TASK PROMPT:
Make an exact copy of the entries below.

Stored data

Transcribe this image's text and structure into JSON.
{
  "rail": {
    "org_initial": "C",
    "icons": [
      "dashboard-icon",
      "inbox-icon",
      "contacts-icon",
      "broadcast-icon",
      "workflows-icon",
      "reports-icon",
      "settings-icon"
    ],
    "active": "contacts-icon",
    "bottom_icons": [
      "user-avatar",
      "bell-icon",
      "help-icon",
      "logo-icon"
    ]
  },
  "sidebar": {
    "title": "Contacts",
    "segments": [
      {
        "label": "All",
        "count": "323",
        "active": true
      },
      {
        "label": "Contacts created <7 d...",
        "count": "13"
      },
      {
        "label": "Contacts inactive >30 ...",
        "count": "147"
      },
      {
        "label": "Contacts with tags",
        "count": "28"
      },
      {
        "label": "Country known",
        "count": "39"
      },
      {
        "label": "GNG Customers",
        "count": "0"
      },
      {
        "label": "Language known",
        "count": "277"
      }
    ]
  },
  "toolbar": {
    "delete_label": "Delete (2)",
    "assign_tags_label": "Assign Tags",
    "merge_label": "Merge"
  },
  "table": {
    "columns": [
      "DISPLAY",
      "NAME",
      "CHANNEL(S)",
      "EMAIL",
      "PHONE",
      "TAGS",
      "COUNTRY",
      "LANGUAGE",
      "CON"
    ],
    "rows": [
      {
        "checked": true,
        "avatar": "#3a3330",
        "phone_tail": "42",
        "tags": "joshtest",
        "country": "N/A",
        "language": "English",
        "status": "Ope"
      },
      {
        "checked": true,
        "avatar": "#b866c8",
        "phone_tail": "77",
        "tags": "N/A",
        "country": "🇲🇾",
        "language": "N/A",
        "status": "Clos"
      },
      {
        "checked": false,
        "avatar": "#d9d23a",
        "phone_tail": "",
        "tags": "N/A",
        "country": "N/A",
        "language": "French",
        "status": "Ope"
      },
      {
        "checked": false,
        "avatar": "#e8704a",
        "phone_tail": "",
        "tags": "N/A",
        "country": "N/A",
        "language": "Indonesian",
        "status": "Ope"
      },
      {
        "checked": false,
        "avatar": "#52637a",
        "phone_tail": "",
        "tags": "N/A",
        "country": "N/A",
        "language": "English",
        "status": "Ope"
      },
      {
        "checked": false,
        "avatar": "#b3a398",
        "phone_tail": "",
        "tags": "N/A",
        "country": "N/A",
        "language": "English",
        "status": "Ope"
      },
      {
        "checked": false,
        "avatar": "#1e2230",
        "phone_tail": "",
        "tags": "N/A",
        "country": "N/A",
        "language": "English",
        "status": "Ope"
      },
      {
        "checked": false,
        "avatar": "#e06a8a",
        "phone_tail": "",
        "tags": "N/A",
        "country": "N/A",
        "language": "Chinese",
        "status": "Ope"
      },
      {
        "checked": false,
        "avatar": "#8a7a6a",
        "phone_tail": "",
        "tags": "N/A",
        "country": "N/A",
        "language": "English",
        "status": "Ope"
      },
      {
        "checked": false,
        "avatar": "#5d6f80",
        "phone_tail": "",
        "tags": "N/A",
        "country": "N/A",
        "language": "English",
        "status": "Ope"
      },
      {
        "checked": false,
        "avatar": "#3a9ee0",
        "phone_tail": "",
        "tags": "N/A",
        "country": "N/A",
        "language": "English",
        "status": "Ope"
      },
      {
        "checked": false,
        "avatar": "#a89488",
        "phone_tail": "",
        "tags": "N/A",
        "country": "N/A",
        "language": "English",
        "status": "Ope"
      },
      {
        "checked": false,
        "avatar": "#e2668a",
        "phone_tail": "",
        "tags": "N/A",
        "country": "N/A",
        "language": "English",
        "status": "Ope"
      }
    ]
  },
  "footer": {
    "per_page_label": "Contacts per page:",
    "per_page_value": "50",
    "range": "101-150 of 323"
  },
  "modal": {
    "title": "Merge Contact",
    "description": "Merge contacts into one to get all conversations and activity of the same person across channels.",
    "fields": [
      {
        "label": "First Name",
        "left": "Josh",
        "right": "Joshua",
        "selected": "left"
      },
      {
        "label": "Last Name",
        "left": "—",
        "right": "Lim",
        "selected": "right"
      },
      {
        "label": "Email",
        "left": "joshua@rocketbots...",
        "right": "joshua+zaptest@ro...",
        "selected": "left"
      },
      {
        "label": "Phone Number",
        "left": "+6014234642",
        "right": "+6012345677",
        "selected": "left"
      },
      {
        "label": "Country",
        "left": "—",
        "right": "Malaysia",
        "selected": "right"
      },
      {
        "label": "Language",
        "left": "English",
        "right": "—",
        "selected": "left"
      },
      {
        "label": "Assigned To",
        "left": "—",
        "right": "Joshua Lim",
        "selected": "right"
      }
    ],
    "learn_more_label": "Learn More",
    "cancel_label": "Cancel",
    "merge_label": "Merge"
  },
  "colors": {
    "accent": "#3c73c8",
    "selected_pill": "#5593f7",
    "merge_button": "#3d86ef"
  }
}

TASK RESULT:
Transcribe this image's text and structure into JSON.
{
  "rail": {
    "org_initial": "C",
    "icons": [
      "dashboard-icon",
      "inbox-icon",
      "contacts-icon",
      "broadcast-icon",
      "workflows-icon",
      "reports-icon",
      "settings-icon"
    ],
    "active": "contacts-icon",
    "bottom_icons": [
      "user-avatar",
      "bell-icon",
      "help-icon",
      "logo-icon"
    ]
  },
  "sidebar": {
    "title": "Contacts",
    "segments": [
      {
        "label": "All",
        "count": "323",
        "active": true
      },
      {
        "label": "Contacts created <7 d...",
        "count": "13"
      },
      {
        "label": "Contacts inactive >30 ...",
        "count": "147"
      },
      {
        "label": "Contacts with tags",
        "count": "28"
      },
      {
        "label": "Country known",
        "count": "39"
      },
      {
        "label": "GNG Customers",
        "count": "0"
      },
      {
        "label": "Language known",
        "count": "277"
      }
    ]
  },
  "toolbar": {
    "delete_label": "Delete (2)",
    "assign_tags_label": "Assign Tags",
    "merge_label": "Merge"
  },
  "table": {
    "columns": [
      "DISPLAY",
      "NAME",
      "CHANNEL(S)",
      "EMAIL",
      "PHONE",
      "TAGS",
      "COUNTRY",
      "LANGUAGE",
      "CON"
    ],
    "rows": [
      {
        "checked": true,
        "avatar": "#3a3330",
        "phone_tail": "42",
        "tags": "joshtest",
        "country": "N/A",
        "language": "English",
        "status": "Ope"
      },
      {
        "checked": true,
        "avatar": "#b866c8",
        "phone_tail": "77",
        "tags": "N/A",
        "country": "🇲🇾",
        "language": "N/A",
        "status": "Clos"
      },
      {
        "checked": false,
        "avatar": "#d9d23a",
        "phone_tail": "",
        "tags": "N/A",
        "country": "N/A",
        "language": "French",
        "status": "Ope"
      },
      {
        "checked": false,
        "avatar": "#e8704a",
        "phone_tail": "",
        "tags": "N/A",
        "country": "N/A",
        "language": "Indonesian",
        "status": "Ope"
      },
      {
        "checked": false,
        "avatar": "#52637a",
        "phone_tail": "",
        "tags": "N/A",
        "country": "N/A",
        "language": "English",
        "status": "Ope"
      },
      {
        "checked": false,
        "avatar": "#b3a398",
        "phone_tail": "",
        "tags": "N/A",
        "country": "N/A",
        "language": "English",
        "status": "Ope"
      },
      {
        "checked": false,
        "avatar": "#1e2230",
        "phone_tail": "",
        "tags": "N/A",
        "country": "N/A",
        "language": "English",
        "status": "Ope"
      },
      {
        "checked": false,
        "avatar": "#e06a8a",
        "phone_tail": "",
        "tags": "N/A",
        "country": "N/A",
        "language": "Chinese",
        "status": "Ope"
      },
      {
        "checked": false,
        "avatar": "#8a7a6a",
        "phone_tail": "",
        "tags": "N/A",
        "country": "N/A",
        "language": "English",
        "status": "Ope"
      },
      {
        "checked": false,
        "avatar": "#5d6f80",
        "phone_tail": "",
        "tags": "N/A",
        "country": "N/A",
        "language": "English",
        "status": "Ope"
      },
      {
        "checked": false,
        "avatar": "#3a9ee0",
        "phone_tail": "",
        "tags": "N/A",
        "country": "N/A",
        "language": "English",
        "status": "Ope"
      },
      {
        "checked": false,
        "avatar": "#a89488",
        "phone_tail": "",
        "tags": "N/A",
        "country": "N/A",
        "language": "English",
        "status": "Ope"
      },
      {
        "checked": false,
        "avatar": "#e2668a",
        "phone_tail": "",
        "tags": "N/A",
        "country": "N/A",
        "language": "English",
        "status": "Ope"
      }
    ]
  },
  "footer": {
    "per_page_label": "Contacts per page:",
    "per_page_value": "50",
    "range": "101-150 of 323"
  },
  "modal": {
    "title": "Merge Contact",
    "description": "Merge contacts into one to get all conversations and activity of the same person across channels.",
    "fields": [
      {
        "label": "First Name",
        "left": "Josh",
        "right": "Joshua",
        "selected": "left"
      },
      {
        "label": "Last Name",
        "left": "—",
        "right": "Lim",
        "selected": "right"
      },
      {
        "label": "Email",
        "left": "joshua@rocketbots...",
        "right": "joshua+zaptest@ro...",
        "selected": "left"
      },
      {
        "label": "Phone Number",
        "left": "+6014234642",
        "right": "+6012345677",
        "selected": "left"
      },
      {
        "label": "Country",
        "left": "—",
        "right": "Malaysia",
        "selected": "right"
      },
      {
        "label": "Language",
        "left": "English",
        "right": "—",
        "selected": "left"
      },
      {
        "label": "Assigned To",
        "left": "—",
        "right": "Joshua Lim",
        "selected": "right"
      }
    ],
    "learn_more_label": "Learn More",
    "cancel_label": "Cancel",
    "merge_label": "Merge"
  },
  "colors": {
    "accent": "#3c73c8",
    "selected_pill": "#5593f7",
    "merge_button": "#3d86ef"
  }
}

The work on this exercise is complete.